━━━ DATA SHOWN

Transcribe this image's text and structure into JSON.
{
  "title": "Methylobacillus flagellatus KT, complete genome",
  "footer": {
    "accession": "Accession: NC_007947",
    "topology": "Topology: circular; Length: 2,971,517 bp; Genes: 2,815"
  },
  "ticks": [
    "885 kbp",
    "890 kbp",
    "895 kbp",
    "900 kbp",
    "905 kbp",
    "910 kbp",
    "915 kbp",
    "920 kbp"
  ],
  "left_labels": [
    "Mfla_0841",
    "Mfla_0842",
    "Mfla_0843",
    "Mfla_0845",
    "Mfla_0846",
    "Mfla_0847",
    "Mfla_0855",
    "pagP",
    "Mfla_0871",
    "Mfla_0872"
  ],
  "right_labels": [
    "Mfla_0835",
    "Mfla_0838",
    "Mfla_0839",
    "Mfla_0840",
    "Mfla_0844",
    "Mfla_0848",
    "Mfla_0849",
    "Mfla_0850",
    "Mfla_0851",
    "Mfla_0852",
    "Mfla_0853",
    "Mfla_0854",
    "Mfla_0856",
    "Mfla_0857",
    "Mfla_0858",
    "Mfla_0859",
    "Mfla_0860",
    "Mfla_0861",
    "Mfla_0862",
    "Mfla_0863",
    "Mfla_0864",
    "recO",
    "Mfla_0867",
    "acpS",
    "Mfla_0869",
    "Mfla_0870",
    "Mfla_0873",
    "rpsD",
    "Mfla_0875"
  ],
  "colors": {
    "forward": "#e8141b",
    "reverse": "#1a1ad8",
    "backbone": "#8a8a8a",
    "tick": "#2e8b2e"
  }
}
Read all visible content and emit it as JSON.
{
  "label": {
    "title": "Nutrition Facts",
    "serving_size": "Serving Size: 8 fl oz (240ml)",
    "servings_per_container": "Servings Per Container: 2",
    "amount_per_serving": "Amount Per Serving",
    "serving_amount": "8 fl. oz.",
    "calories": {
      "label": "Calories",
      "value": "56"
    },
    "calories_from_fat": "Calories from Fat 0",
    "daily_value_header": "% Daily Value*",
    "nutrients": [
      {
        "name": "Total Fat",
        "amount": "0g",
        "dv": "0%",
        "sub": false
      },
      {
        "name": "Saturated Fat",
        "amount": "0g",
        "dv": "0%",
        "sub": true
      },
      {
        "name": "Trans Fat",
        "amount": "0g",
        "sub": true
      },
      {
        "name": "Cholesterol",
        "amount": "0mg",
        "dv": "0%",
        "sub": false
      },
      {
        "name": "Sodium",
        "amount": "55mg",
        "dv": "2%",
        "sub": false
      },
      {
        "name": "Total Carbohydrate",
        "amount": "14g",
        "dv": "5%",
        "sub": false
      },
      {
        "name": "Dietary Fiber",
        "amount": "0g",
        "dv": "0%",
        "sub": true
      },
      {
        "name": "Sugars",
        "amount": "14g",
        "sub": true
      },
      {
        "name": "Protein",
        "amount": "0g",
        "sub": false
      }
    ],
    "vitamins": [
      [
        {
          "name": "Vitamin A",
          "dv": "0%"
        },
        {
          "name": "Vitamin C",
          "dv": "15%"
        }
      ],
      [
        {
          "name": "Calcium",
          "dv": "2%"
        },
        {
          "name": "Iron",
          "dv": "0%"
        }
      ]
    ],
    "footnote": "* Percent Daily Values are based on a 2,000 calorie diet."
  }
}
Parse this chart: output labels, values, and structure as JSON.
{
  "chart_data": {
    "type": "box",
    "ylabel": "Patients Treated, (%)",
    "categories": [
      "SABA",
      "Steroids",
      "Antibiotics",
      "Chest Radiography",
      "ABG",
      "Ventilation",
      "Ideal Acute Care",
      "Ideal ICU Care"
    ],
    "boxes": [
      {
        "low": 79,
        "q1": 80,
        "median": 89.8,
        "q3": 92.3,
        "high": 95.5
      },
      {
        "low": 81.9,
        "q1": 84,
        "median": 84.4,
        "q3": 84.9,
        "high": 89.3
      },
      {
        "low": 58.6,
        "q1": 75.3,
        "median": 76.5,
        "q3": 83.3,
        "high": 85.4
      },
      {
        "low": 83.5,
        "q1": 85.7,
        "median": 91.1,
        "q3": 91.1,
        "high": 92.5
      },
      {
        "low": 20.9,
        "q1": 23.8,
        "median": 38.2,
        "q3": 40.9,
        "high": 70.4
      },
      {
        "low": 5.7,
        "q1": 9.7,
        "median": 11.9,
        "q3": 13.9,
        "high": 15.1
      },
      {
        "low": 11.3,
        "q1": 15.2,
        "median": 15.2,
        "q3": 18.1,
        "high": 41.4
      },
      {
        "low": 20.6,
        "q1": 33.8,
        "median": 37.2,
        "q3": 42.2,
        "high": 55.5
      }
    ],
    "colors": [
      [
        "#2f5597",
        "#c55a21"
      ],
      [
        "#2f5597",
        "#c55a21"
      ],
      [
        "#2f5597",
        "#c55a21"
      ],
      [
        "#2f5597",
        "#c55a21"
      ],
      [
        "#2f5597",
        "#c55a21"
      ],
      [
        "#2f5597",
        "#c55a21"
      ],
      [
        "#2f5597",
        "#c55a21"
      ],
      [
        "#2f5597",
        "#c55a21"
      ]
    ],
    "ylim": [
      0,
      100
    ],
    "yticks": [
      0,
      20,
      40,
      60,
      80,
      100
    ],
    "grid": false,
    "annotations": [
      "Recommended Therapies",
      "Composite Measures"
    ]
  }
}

━━━━━━

• [DIRECTIONS]: Your reply should consist of one number: how many lines in the entries contain the string "Total".

• [ANSWER BOX]: 2